INSTRUCTION:
Restate the entries word for word, omitting nothing.

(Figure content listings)
--

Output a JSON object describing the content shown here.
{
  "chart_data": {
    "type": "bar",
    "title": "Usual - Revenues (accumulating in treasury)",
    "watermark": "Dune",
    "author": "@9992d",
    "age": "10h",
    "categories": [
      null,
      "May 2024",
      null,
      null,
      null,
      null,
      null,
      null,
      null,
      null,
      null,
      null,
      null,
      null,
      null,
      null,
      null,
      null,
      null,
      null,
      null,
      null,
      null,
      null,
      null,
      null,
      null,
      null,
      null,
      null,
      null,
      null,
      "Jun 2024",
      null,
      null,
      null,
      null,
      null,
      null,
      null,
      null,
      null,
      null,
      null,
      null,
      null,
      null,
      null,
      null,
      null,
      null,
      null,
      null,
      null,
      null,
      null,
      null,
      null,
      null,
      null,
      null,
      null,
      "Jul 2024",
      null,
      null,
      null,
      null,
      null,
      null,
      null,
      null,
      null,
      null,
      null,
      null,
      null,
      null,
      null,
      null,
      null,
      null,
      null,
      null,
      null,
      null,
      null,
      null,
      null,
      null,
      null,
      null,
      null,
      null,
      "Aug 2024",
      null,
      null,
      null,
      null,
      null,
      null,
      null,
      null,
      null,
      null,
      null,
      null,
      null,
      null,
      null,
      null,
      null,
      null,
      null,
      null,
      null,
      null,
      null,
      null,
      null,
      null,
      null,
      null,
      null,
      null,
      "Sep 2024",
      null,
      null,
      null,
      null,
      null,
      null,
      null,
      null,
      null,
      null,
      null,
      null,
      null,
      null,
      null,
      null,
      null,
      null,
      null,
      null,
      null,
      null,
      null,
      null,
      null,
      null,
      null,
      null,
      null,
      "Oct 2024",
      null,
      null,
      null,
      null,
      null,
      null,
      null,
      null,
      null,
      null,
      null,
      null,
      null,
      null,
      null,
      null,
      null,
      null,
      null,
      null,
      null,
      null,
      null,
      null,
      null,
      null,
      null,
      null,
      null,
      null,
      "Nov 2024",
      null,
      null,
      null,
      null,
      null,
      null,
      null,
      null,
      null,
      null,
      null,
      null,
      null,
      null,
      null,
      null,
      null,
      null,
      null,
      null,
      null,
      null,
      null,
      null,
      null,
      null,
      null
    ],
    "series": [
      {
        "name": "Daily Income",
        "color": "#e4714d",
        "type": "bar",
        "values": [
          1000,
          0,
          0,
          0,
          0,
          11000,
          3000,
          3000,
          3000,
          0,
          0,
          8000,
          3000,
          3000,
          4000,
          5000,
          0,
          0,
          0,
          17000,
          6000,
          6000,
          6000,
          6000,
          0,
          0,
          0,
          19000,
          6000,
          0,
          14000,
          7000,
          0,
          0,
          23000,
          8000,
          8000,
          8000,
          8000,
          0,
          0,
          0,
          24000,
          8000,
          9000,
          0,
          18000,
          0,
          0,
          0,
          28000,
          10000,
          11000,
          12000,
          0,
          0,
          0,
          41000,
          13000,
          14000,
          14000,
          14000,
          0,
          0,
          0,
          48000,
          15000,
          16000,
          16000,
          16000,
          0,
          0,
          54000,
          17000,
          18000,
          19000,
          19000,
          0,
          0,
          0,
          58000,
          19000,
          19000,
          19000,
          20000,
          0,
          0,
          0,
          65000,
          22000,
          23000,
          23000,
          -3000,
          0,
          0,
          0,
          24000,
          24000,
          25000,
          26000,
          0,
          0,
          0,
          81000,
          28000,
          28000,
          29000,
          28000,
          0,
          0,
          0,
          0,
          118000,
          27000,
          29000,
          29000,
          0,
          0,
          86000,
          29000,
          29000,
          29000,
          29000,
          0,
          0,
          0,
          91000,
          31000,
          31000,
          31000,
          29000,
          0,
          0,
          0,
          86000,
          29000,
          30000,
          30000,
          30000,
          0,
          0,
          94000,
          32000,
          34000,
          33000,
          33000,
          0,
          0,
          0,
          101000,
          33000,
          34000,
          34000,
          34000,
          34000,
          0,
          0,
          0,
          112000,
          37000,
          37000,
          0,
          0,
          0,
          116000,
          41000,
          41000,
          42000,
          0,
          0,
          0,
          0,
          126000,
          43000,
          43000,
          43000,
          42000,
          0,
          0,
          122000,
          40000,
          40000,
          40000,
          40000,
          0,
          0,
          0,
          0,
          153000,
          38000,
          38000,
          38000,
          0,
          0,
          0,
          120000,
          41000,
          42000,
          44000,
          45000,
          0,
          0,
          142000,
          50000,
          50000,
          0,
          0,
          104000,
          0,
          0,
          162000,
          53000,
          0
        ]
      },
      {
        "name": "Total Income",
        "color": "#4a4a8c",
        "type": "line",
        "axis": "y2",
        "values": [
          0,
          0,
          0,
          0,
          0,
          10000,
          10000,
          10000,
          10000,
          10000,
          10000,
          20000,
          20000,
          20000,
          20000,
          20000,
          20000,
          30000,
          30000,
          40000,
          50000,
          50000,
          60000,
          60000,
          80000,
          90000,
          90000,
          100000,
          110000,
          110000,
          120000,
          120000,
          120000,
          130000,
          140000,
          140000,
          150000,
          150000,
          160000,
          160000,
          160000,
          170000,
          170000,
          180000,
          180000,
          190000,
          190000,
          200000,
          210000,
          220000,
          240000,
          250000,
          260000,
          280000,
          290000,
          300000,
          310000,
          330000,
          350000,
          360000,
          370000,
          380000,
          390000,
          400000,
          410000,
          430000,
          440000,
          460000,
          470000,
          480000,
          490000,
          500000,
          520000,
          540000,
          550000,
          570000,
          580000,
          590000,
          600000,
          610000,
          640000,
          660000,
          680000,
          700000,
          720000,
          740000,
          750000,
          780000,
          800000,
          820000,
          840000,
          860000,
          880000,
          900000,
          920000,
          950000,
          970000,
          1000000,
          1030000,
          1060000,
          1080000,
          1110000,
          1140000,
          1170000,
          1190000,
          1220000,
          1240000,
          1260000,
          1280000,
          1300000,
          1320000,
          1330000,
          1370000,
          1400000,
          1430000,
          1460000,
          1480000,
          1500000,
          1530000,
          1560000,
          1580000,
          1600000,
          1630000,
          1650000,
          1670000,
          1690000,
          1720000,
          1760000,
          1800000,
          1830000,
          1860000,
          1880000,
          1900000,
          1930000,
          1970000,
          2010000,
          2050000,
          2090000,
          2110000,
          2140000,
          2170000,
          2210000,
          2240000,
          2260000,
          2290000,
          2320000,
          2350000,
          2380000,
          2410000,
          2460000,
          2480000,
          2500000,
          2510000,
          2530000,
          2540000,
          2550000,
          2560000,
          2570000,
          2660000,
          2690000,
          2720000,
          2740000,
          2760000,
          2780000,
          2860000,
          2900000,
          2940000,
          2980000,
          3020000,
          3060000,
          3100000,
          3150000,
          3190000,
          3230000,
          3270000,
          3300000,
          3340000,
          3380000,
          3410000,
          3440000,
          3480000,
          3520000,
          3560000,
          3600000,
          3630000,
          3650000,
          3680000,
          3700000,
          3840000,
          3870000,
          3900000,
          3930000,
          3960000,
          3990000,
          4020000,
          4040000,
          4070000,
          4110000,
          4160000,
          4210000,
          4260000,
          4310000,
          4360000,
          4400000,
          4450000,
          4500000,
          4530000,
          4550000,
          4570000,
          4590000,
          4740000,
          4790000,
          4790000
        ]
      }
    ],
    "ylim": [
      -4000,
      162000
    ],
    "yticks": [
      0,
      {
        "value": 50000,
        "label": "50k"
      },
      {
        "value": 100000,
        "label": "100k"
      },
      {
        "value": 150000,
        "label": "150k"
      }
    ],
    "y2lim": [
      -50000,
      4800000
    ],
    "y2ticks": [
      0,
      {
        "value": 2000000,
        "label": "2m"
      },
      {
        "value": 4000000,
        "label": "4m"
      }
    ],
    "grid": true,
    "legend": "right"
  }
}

--

ANSWER TO THIS EXERCISE:
Output a JSON object describing the content shown here.
{
  "chart_data": {
    "type": "bar",
    "title": "Usual - Revenues (accumulating in treasury)",
    "watermark": "Dune",
    "author": "@9992d",
    "age": "10h",
    "categories": [
      null,
      "May 2024",
      null,
      null,
      null,
      null,
      null,
      null,
      null,
      null,
      null,
      null,
      null,
      null,
      null,
      null,
      null,
      null,
      null,
      null,
      null,
      null,
      null,
      null,
      null,
      null,
      null,
      null,
      null,
      null,
      null,
      null,
      "Jun 2024",
      null,
      null,
      null,
      null,
      null,
      null,
      null,
      null,
      null,
      null,
      null,
      null,
      null,
      null,
      null,
      null,
      null,
      null,
      null,
      null,
      null,
      null,
      null,
      null,
      null,
      null,
      null,
      null,
      null,
      "Jul 2024",
      null,
      null,
      null,
      null,
      null,
      null,
      null,
      null,
      null,
      null,
      null,
      null,
      null,
      null,
      null,
      null,
      null,
      null,
      null,
      null,
      null,
      null,
      null,
      null,
      null,
      null,
      null,
      null,
      null,
      null,
      "Aug 2024",
      null,
      null,
      null,
      null,
      null,
      null,
      null,
      null,
      null,
      null,
      null,
      null,
      null,
      null,
      null,
      null,
      null,
      null,
      null,
      null,
      null,
      null,
      null,
      null,
      null,
      null,
      null,
      null,
      null,
      null,
      "Sep 2024",
      null,
      null,
      null,
      null,
      null,
      null,
      null,
      null,
      null,
      null,
      null,
      null,
      null,
      null,
      null,
      null,
      null,
      null,
      null,
      null,
      null,
      null,
      null,
      null,
      null,
      null,
      null,
      null,
      null,
      "Oct 2024",
      null,
      null,
      null,
      null,
      null,
      null,
      null,
      null,
      null,
      null,
      null,
      null,
      null,
      null,
      null,
      null,
      null,
      null,
      null,
      null,
      null,
      null,
      null,
      null,
      null,
      null,
      null,
      null,
      null,
      null,
      "Nov 2024",
      null,
      null,
      null,
      null,
      null,
      null,
      null,
      null,
      null,
      null,
      null,
      null,
      null,
      null,
      null,
      null,
      null,
      null,
      null,
      null,
      null,
      null,
      null,
      null,
      null,
      null,
      null
    ],
    "series": [
      {
        "name": "Daily Income",
        "color": "#e4714d",
        "type": "bar",
        "values": [
          1000,
          0,
          0,
          0,
          0,
          11000,
          3000,
          3000,
          3000,
          0,
          0,
          8000,
          3000,
          3000,
          4000,
          5000,
          0,
          0,
          0,
          17000,
          6000,
          6000,
          6000,
          6000,
          0,
          0,
          0,
          19000,
          6000,
          0,
          14000,
          7000,
          0,
          0,
          23000,
          8000,
          8000,
          8000,
          8000,
          0,
          0,
          0,
          24000,
          8000,
          9000,
          0,
          18000,
          0,
          0,
          0,
          28000,
          10000,
          11000,
          12000,
          0,
          0,
          0,
          41000,
          13000,
          14000,
          14000,
          14000,
          0,
          0,
          0,
          48000,
          15000,
          16000,
          16000,
          16000,
          0,
          0,
          54000,
          17000,
          18000,
          19000,
          19000,
          0,
          0,
          0,
          58000,
          19000,
          19000,
          19000,
          20000,
          0,
          0,
          0,
          65000,
          22000,
          23000,
          23000,
          -3000,
          0,
          0,
          0,
          24000,
          24000,
          25000,
          26000,
          0,
          0,
          0,
          81000,
          28000,
          28000,
          29000,
          28000,
          0,
          0,
          0,
          0,
          118000,
          27000,
          29000,
          29000,
          0,
          0,
          86000,
          29000,
          29000,
          29000,
          29000,
          0,
          0,
          0,
          91000,
          31000,
          31000,
          31000,
          29000,
          0,
          0,
          0,
          86000,
          29000,
          30000,
          30000,
          30000,
          0,
          0,
          94000,
          32000,
          34000,
          33000,
          33000,
          0,
          0,
          0,
          101000,
          33000,
          34000,
          34000,
          34000,
          34000,
          0,
          0,
          0,
          112000,
          37000,
          37000,
          0,
          0,
          0,
          116000,
          41000,
          41000,
          42000,
          0,
          0,
          0,
          0,
          126000,
          43000,
          43000,
          43000,
          42000,
          0,
          0,
          122000,
          40000,
          40000,
          40000,
          40000,
          0,
          0,
          0,
          0,
          153000,
          38000,
          38000,
          38000,
          0,
          0,
          0,
          120000,
          41000,
          42000,
          44000,
          45000,
          0,
          0,
          142000,
          50000,
          50000,
          0,
          0,
          104000,
          0,
          0,
          162000,
          53000,
          0
        ]
      },
      {
        "name": "Total Income",
        "color": "#4a4a8c",
        "type": "line",
        "axis": "y2",
        "values": [
          0,
          0,
          0,
          0,
          0,
          10000,
          10000,
          10000,
          10000,
          10000,
          10000,
          20000,
          20000,
          20000,
          20000,
          20000,
          20000,
          30000,
          30000,
          40000,
          50000,
          50000,
          60000,
          60000,
          80000,
          90000,
          90000,
          100000,
          110000,
          110000,
          120000,
          120000,
          120000,
          130000,
          140000,
          140000,
          150000,
          150000,
          160000,
          160000,
          160000,
          170000,
          170000,
          180000,
          180000,
          190000,
          190000,
          200000,
          210000,
          220000,
          240000,
          250000,
          260000,
          280000,
          290000,
          300000,
          310000,
          330000,
          350000,
          360000,
          370000,
          380000,
          390000,
          400000,
          410000,
          430000,
          440000,
          460000,
          470000,
          480000,
          490000,
          500000,
          520000,
          540000,
          550000,
          570000,
          580000,
          590000,
          600000,
          610000,
          640000,
          660000,
          680000,
          700000,
          720000,
          740000,
          750000,
          780000,
          800000,
          820000,
          840000,
          860000,
          880000,
          900000,
          920000,
          950000,
          970000,
          1000000,
          1030000,
          1060000,
          1080000,
          1110000,
          1140000,
          1170000,
          1190000,
          1220000,
          1240000,
          1260000,
          1280000,
          1300000,
          1320000,
          1330000,
          1370000,
          1400000,
          1430000,
          1460000,
          1480000,
          1500000,
          1530000,
          1560000,
          1580000,
          1600000,
          1630000,
          1650000,
          1670000,
          1690000,
          1720000,
          1760000,
          1800000,
          1830000,
          1860000,
          1880000,
          1900000,
          1930000,
          1970000,
          2010000,
          2050000,
          2090000,
          2110000,
          2140000,
          2170000,
          2210000,
          2240000,
          2260000,
          2290000,
          2320000,
          2350000,
          2380000,
          2410000,
          2460000,
          2480000,
          2500000,
          2510000,
          2530000,
          2540000,
          2550000,
          2560000,
          2570000,
          2660000,
          2690000,
          2720000,
          2740000,
          2760000,
          2780000,
          2860000,
          2900000,
          2940000,
          2980000,
          3020000,
          3060000,
          3100000,
          3150000,
          3190000,
          3230000,
          3270000,
          3300000,
          3340000,
          3380000,
          3410000,
          3440000,
          3480000,
          3520000,
          3560000,
          3600000,
          3630000,
          3650000,
          3680000,
          3700000,
          3840000,
          3870000,
          3900000,
          3930000,
          3960000,
          3990000,
          4020000,
          4040000,
          4070000,
          4110000,
          4160000,
          4210000,
          4260000,
          4310000,
          4360000,
          4400000,
          4450000,
          4500000,
          4530000,
          4550000,
          4570000,
          4590000,
          4740000,
          4790000,
          4790000
        ]
      }
    ],
    "ylim": [
      -4000,
      162000
    ],
    "yticks": [
      0,
      {
        "value": 50000,
        "label": "50k"
      },
      {
        "value": 100000,
        "label": "100k"
      },
      {
        "value": 150000,
        "label": "150k"
      }
    ],
    "y2lim": [
      -50000,
      4800000
    ],
    "y2ticks": [
      0,
      {
        "value": 2000000,
        "label": "2m"
      },
      {
        "value": 4000000,
        "label": "4m"
      }
    ],
    "grid": true,
    "legend": "right"
  }
}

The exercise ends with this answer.